## What the task requires:
Copy out all lines with the word "Macintosh" in them.

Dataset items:

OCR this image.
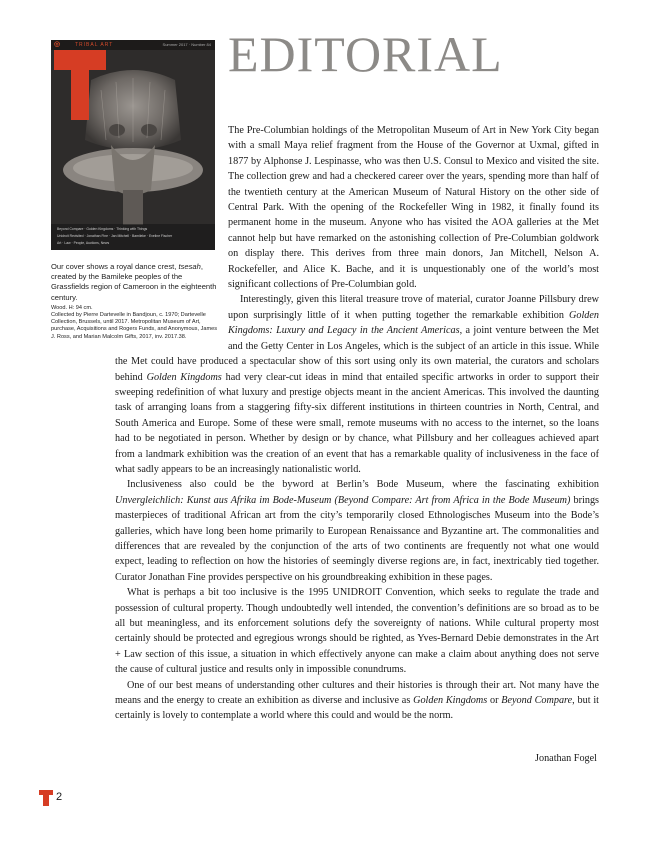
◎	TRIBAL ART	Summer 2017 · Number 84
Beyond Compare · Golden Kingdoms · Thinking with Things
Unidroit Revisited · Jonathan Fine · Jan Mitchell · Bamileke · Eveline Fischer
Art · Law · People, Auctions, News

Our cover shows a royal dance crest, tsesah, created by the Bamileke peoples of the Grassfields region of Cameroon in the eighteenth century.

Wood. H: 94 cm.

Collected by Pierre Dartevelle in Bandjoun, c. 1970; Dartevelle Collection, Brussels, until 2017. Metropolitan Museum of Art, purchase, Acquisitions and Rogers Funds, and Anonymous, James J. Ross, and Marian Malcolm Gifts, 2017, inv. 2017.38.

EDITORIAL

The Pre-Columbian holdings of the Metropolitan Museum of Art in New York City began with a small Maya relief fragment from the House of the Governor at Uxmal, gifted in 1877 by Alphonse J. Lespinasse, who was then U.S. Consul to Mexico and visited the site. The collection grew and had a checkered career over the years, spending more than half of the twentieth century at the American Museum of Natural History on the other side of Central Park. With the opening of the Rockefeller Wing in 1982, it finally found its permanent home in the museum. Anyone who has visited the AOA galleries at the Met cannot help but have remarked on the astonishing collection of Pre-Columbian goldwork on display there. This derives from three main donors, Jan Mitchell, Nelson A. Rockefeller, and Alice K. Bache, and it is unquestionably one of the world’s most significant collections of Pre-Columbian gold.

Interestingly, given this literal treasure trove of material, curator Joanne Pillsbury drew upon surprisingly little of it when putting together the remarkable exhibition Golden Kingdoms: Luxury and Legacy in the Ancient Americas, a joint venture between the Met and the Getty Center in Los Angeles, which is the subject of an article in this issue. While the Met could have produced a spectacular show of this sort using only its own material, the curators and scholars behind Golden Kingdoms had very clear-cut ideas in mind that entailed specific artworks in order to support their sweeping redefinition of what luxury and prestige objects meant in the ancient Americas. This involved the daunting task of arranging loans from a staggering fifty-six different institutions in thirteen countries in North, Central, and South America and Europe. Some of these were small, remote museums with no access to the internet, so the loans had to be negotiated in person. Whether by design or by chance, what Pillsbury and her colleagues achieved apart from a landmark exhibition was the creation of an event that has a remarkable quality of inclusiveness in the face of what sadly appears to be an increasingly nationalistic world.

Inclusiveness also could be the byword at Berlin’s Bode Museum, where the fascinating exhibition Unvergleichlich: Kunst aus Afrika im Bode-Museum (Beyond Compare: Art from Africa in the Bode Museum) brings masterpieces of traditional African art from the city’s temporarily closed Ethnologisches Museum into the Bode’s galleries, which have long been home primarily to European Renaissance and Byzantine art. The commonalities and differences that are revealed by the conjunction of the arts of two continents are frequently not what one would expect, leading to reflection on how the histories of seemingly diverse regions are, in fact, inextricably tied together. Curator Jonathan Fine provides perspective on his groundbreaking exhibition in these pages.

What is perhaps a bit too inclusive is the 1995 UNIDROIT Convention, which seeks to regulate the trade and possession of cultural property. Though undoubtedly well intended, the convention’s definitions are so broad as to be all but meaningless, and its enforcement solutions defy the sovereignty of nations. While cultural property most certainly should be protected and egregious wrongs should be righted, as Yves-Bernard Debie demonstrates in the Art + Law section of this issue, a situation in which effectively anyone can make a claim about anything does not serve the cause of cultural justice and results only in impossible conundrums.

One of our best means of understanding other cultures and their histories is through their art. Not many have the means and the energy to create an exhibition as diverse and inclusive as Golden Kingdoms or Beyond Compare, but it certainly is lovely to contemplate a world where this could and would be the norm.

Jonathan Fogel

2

---

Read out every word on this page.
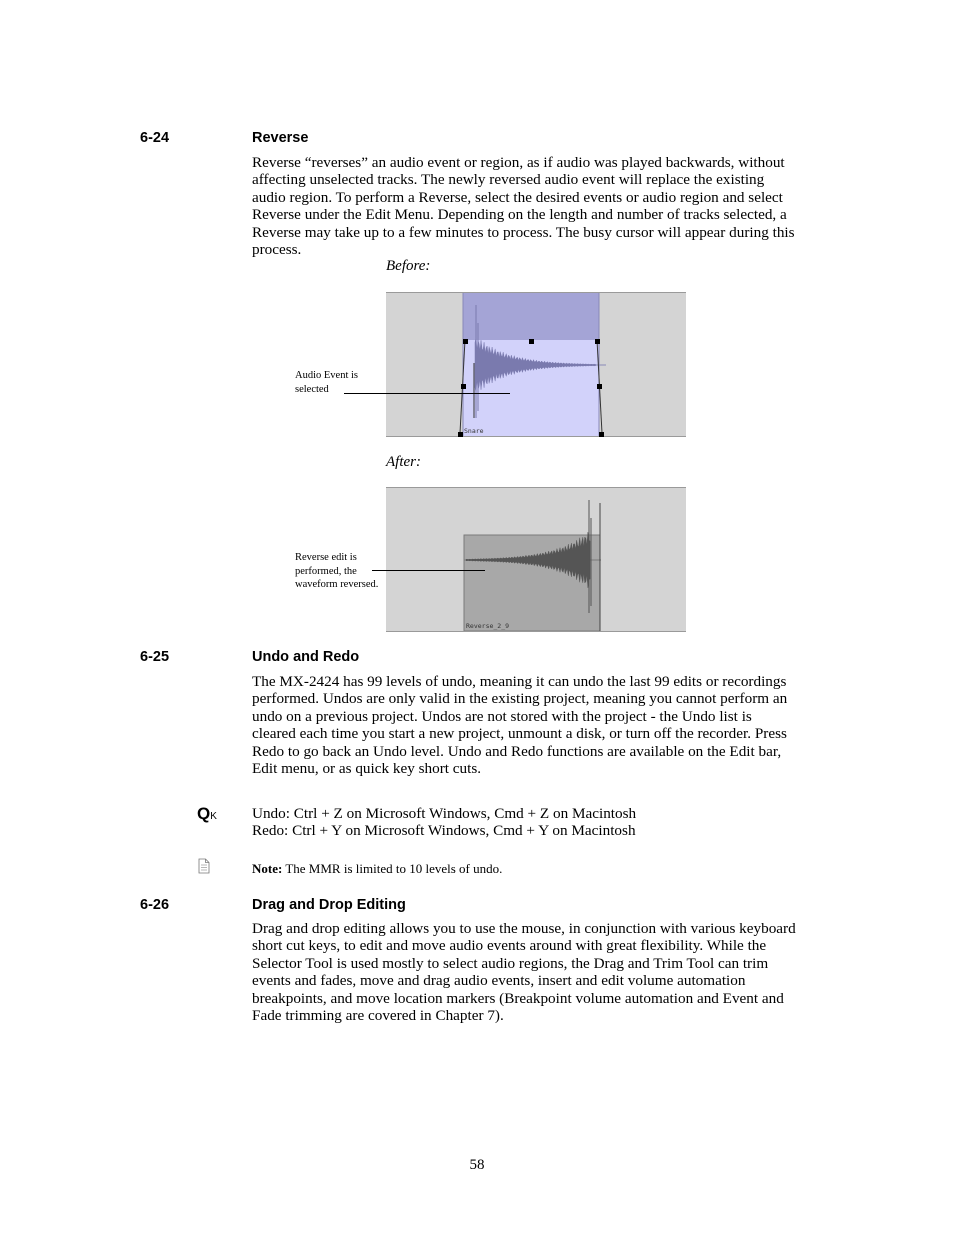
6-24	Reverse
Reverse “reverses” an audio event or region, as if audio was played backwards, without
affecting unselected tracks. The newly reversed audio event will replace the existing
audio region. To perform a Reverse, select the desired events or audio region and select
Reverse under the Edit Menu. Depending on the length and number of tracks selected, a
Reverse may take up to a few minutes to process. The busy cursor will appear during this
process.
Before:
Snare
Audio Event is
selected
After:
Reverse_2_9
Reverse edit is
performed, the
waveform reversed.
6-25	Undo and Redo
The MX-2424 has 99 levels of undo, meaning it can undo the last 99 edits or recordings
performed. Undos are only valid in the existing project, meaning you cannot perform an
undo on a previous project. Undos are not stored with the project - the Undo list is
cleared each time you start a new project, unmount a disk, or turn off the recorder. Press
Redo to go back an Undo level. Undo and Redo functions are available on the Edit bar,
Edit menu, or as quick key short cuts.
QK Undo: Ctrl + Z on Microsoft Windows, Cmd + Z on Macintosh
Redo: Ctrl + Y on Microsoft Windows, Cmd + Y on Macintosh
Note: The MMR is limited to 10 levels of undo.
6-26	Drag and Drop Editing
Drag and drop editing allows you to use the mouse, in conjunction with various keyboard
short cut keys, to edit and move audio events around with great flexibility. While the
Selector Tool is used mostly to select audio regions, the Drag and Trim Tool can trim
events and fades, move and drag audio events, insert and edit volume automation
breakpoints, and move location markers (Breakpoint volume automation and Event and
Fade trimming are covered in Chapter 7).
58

==

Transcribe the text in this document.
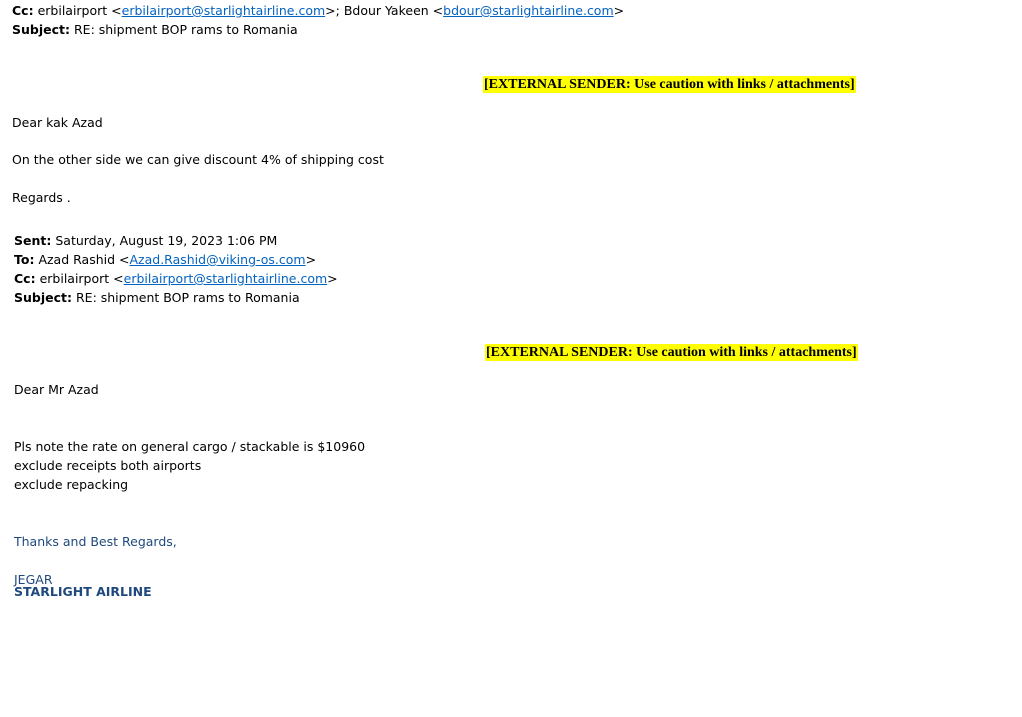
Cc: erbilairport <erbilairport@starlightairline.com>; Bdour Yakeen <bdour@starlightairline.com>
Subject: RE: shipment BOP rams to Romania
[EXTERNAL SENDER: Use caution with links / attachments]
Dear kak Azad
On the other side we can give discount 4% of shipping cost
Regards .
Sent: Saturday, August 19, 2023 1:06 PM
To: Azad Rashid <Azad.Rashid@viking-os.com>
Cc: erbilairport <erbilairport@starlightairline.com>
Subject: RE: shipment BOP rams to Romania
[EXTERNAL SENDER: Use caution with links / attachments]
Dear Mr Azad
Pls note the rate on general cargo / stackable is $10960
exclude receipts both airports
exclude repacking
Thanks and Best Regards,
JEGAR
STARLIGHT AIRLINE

## Answer to this exercise:
QK Undo: Ctrl + Z on Microsoft Windows, Cmd + Z on Macintosh
Redo: Ctrl + Y on Microsoft Windows, Cmd + Y on Macintosh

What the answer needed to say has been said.